* [WHAT YOU NEED TO DO] Type out all the records word for word. Any pictures are to be left out.

* [DATASET ENTRIES]
--- Begin ---

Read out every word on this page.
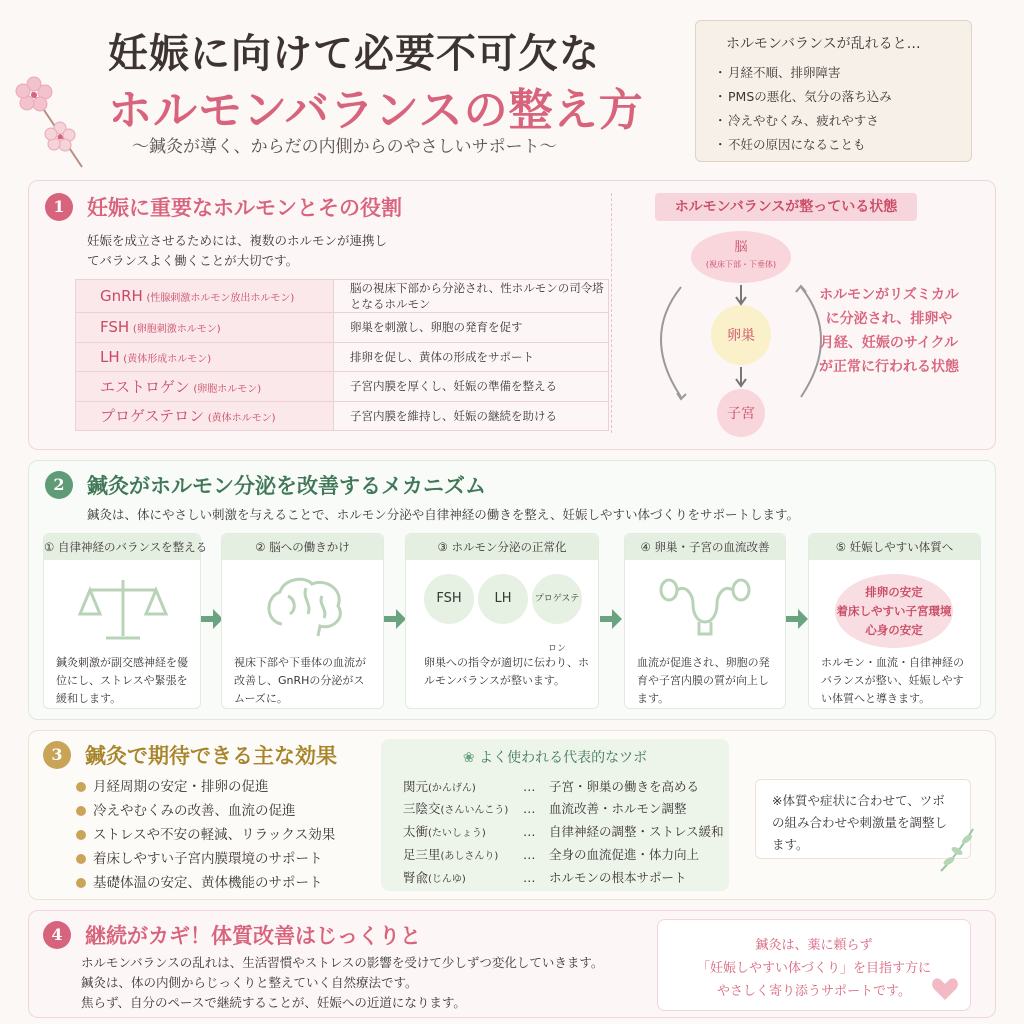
妊娠に向けて必要不可欠な
ホルモンバランスの整え方
〜鍼灸が導く、からだの内側からのやさしいサポート〜
ホルモンバランスが乱れると…
・ 月経不順、排卵障害
・ PMSの悪化、気分の落ち込み
・ 冷えやむくみ、疲れやすさ
・ 不妊の原因になることも
1	妊娠に重要なホルモンとその役割
妊娠を成立させるためには、複数のホルモンが連携してバランスよく働くことが大切です。
GnRH (性腺刺激ホルモン放出ホルモン)	脳の視床下部から分泌され、性ホルモンの司令塔となるホルモン
FSH (卵胞刺激ホルモン)	卵巣を刺激し、卵胞の発育を促す
LH (黄体形成ホルモン)	排卵を促し、黄体の形成をサポート
エストロゲン (卵胞ホルモン)	子宮内膜を厚くし、妊娠の準備を整える
プロゲステロン (黄体ホルモン)	子宮内膜を維持し、妊娠の継続を助ける
ホルモンバランスが整っている状態
脳
(視床下部・下垂体)
卵巣
子宮
ホルモンがリズミカルに分泌され、排卵や月経、妊娠のサイクルが正常に行われる状態
2	鍼灸がホルモン分泌を改善するメカニズム
鍼灸は、体にやさしい刺激を与えることで、ホルモン分泌や自律神経の働きを整え、妊娠しやすい体づくりをサポートします。
① 自律神経のバランスを整える
鍼灸刺激が副交感神経を優位にし、ストレスや緊張を緩和します。
② 脳への働きかけ
視床下部や下垂体の血流が改善し、GnRHの分泌がスムーズに。
③ ホルモン分泌の正常化
FSH	LH	プロゲステロン
卵巣への指令が適切に伝わり、ホルモンバランスが整います。
④ 卵巣・子宮の血流改善
血流が促進され、卵胞の発育や子宮内膜の質が向上します。
⑤ 妊娠しやすい体質へ
排卵の安定
着床しやすい子宮環境
心身の安定
ホルモン・血流・自律神経のバランスが整い、妊娠しやすい体質へと導きます。
3	鍼灸で期待できる主な効果
月経周期の安定・排卵の促進
冷えやむくみの改善、血流の促進
ストレスや不安の軽減、リラックス効果
着床しやすい子宮内膜環境のサポート
基礎体温の安定、黄体機能のサポート
❀ よく使われる代表的なツボ
関元(かんげん)	… 子宮・卵巣の働きを高める
三陰交(さんいんこう) … 血流改善・ホルモン調整
太衝(たいしょう)	… 自律神経の調整・ストレス緩和
足三里(あしさんり) … 全身の血流促進・体力向上
腎兪(じんゆ)	… ホルモンの根本サポート
※体質や症状に合わせて、ツボの組み合わせや刺激量を調整します。
4	継続がカギ！体質改善はじっくりと
ホルモンバランスの乱れは、生活習慣やストレスの影響を受けて少しずつ変化していきます。
鍼灸は、体の内側からじっくりと整えていく自然療法です。
焦らず、自分のペースで継続することが、妊娠への近道になります。
鍼灸は、薬に頼らず
「妊娠しやすい体づくり」を目指す方に
やさしく寄り添うサポートです。
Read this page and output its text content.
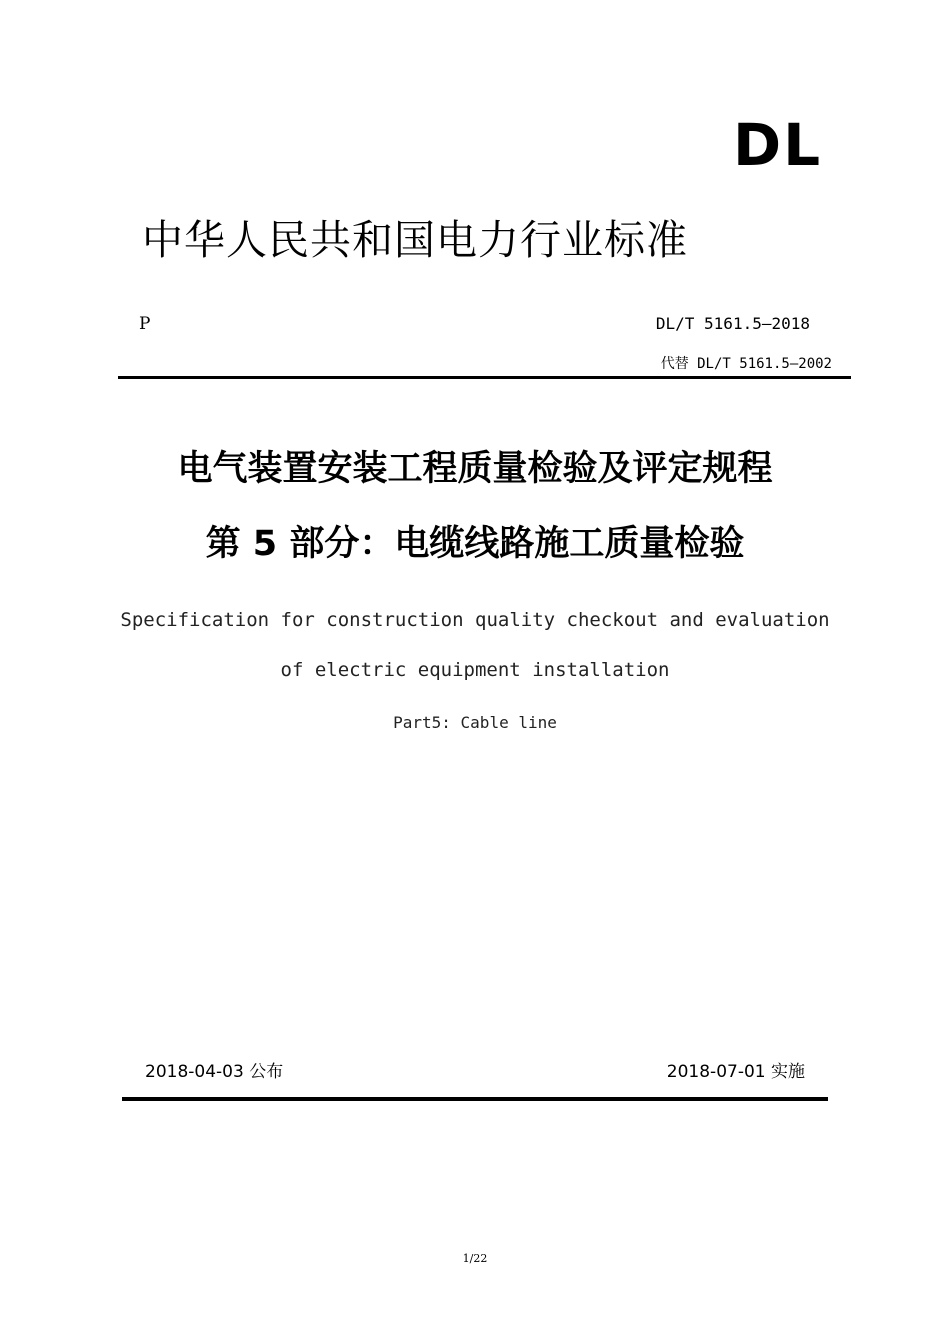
DL
中华人民共和国电力行业标准
P	DL/T 5161.5—2018
代替 DL/T 5161.5—2002
电气装置安装工程质量检验及评定规程
第 5 部分：电缆线路施工质量检验
Specification for construction quality checkout and evaluation
of electric equipment installation
Part5: Cable line
2018-04-03 公布	2018-07-01 实施
1/22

--- End ---

* [RESULT OF THIS EXERCISE]
Read out every word on this page.
妊娠に向けて必要不可欠な
ホルモンバランスの整え方
〜鍼灸が導く、からだの内側からのやさしいサポート〜
ホルモンバランスが乱れると…
・ 月経不順、排卵障害
・ PMSの悪化、気分の落ち込み
・ 冷えやむくみ、疲れやすさ
・ 不妊の原因になることも
1	妊娠に重要なホルモンとその役割
妊娠を成立させるためには、複数のホルモンが連携してバランスよく働くことが大切です。
GnRH (性腺刺激ホルモン放出ホルモン)	脳の視床下部から分泌され、性ホルモンの司令塔となるホルモン
FSH (卵胞刺激ホルモン)	卵巣を刺激し、卵胞の発育を促す
LH (黄体形成ホルモン)	排卵を促し、黄体の形成をサポート
エストロゲン (卵胞ホルモン)	子宮内膜を厚くし、妊娠の準備を整える
プロゲステロン (黄体ホルモン)	子宮内膜を維持し、妊娠の継続を助ける
ホルモンバランスが整っている状態
脳
(視床下部・下垂体)
卵巣
子宮
ホルモンがリズミカルに分泌され、排卵や月経、妊娠のサイクルが正常に行われる状態
2	鍼灸がホルモン分泌を改善するメカニズム
鍼灸は、体にやさしい刺激を与えることで、ホルモン分泌や自律神経の働きを整え、妊娠しやすい体づくりをサポートします。
① 自律神経のバランスを整える
鍼灸刺激が副交感神経を優位にし、ストレスや緊張を緩和します。
② 脳への働きかけ
視床下部や下垂体の血流が改善し、GnRHの分泌がスムーズに。
③ ホルモン分泌の正常化
FSH	LH	プロゲステロン
卵巣への指令が適切に伝わり、ホルモンバランスが整います。
④ 卵巣・子宮の血流改善
血流が促進され、卵胞の発育や子宮内膜の質が向上します。
⑤ 妊娠しやすい体質へ
排卵の安定
着床しやすい子宮環境
心身の安定
ホルモン・血流・自律神経のバランスが整い、妊娠しやすい体質へと導きます。
3	鍼灸で期待できる主な効果
月経周期の安定・排卵の促進
冷えやむくみの改善、血流の促進
ストレスや不安の軽減、リラックス効果
着床しやすい子宮内膜環境のサポート
基礎体温の安定、黄体機能のサポート
❀ よく使われる代表的なツボ
関元(かんげん)	… 子宮・卵巣の働きを高める
三陰交(さんいんこう) … 血流改善・ホルモン調整
太衝(たいしょう)	… 自律神経の調整・ストレス緩和
足三里(あしさんり) … 全身の血流促進・体力向上
腎兪(じんゆ)	… ホルモンの根本サポート
※体質や症状に合わせて、ツボの組み合わせや刺激量を調整します。
4	継続がカギ！体質改善はじっくりと
ホルモンバランスの乱れは、生活習慣やストレスの影響を受けて少しずつ変化していきます。
鍼灸は、体の内側からじっくりと整えていく自然療法です。
焦らず、自分のペースで継続することが、妊娠への近道になります。
鍼灸は、薬に頼らず
「妊娠しやすい体づくり」を目指す方に
やさしく寄り添うサポートです。
Read this page and output its text content.
DL
中华人民共和国电力行业标准
P	DL/T 5161.5—2018
代替 DL/T 5161.5—2002
电气装置安装工程质量检验及评定规程
第 5 部分：电缆线路施工质量检验
Specification for construction quality checkout and evaluation
of electric equipment installation
Part5: Cable line
2018-04-03 公布	2018-07-01 实施
1/22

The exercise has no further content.